What to do => Look through the material below and count the lines with the string "target". Report only the count.

------ Source data ------

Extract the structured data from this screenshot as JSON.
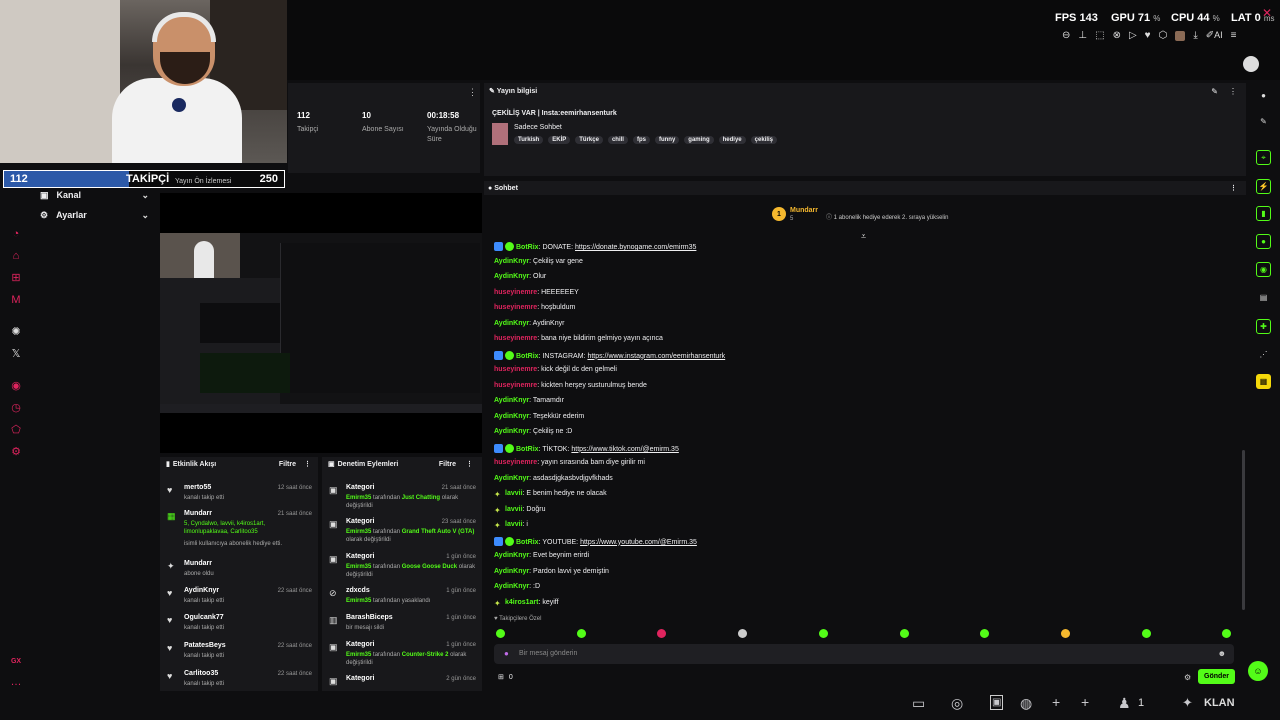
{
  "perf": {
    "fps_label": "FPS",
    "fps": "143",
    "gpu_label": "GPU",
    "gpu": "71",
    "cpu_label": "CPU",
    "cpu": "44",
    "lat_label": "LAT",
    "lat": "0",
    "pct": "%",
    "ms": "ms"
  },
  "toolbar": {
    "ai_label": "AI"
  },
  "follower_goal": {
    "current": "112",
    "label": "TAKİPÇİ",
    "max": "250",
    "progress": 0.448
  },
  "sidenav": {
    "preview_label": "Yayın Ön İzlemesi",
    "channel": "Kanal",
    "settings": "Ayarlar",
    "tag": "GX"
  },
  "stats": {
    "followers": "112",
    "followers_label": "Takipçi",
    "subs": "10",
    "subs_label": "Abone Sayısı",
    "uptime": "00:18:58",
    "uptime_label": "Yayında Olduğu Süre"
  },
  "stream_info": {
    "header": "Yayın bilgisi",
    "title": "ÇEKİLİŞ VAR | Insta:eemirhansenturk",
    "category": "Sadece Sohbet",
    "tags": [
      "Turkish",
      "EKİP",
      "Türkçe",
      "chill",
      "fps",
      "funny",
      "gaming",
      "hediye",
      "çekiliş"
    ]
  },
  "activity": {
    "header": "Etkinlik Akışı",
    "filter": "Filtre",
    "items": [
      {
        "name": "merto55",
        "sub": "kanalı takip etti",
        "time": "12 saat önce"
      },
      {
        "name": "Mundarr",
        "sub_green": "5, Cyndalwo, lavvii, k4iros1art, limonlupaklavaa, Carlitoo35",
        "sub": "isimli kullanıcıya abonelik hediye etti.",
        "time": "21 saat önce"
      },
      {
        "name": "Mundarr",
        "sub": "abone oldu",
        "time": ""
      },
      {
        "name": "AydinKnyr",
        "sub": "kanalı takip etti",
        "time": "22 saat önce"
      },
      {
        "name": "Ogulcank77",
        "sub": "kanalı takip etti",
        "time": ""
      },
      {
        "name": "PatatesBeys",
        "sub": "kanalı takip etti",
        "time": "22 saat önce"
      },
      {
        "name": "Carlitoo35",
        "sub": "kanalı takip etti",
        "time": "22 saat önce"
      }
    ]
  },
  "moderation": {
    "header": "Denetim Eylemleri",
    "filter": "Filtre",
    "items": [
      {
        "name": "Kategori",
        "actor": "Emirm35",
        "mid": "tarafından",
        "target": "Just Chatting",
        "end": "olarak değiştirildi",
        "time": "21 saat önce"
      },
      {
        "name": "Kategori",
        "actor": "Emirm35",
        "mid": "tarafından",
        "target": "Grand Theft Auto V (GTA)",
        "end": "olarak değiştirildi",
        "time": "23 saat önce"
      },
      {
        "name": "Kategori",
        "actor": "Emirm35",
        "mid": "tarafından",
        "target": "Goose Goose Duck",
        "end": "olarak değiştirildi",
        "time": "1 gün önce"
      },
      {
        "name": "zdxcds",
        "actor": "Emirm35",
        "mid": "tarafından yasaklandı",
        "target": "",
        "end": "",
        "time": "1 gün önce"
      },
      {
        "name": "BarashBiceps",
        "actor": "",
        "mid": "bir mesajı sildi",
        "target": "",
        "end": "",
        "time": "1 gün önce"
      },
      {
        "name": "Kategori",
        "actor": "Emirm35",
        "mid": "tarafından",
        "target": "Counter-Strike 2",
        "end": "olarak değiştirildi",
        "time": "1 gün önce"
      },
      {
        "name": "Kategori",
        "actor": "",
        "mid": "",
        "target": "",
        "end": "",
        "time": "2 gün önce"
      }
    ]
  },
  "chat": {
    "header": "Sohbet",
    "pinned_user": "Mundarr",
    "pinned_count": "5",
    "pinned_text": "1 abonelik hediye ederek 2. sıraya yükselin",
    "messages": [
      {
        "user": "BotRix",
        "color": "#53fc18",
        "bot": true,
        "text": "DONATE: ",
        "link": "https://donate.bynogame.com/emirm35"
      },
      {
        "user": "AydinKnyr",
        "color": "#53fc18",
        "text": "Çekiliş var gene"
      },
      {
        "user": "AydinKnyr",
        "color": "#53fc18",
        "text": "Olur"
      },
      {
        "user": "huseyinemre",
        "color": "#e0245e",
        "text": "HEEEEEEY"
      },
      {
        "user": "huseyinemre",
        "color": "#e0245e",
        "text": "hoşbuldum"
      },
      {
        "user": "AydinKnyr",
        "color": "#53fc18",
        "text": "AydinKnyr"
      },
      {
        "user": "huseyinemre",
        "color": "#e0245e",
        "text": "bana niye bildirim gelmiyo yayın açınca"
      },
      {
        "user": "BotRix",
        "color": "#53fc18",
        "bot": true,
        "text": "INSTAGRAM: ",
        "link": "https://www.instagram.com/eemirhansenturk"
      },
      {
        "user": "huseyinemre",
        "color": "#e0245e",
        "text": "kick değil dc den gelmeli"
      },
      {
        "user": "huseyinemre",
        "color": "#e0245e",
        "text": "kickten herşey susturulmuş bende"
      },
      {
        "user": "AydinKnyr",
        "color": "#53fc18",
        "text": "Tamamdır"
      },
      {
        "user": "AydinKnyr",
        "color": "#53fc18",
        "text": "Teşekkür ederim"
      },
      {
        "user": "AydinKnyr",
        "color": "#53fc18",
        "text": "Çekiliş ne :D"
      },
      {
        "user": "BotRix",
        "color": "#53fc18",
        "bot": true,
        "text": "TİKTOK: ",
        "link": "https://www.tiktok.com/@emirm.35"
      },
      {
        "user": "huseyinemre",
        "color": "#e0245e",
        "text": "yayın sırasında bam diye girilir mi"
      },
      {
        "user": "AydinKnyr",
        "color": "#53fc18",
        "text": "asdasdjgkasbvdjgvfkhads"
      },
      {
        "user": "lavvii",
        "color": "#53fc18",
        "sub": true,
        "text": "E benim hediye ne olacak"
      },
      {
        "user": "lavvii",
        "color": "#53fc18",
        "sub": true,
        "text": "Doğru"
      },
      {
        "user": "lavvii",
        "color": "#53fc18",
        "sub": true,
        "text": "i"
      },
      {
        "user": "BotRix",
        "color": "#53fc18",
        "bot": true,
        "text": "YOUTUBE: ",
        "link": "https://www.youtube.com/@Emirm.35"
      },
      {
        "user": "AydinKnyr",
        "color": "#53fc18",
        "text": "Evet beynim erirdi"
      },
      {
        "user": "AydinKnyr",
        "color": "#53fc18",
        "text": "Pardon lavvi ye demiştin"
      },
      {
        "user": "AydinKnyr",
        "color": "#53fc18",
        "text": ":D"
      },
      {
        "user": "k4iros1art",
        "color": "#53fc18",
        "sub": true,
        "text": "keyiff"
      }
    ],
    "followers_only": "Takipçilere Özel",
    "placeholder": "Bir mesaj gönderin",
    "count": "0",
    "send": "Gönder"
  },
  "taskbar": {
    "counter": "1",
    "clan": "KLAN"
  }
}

------

Written answer => 7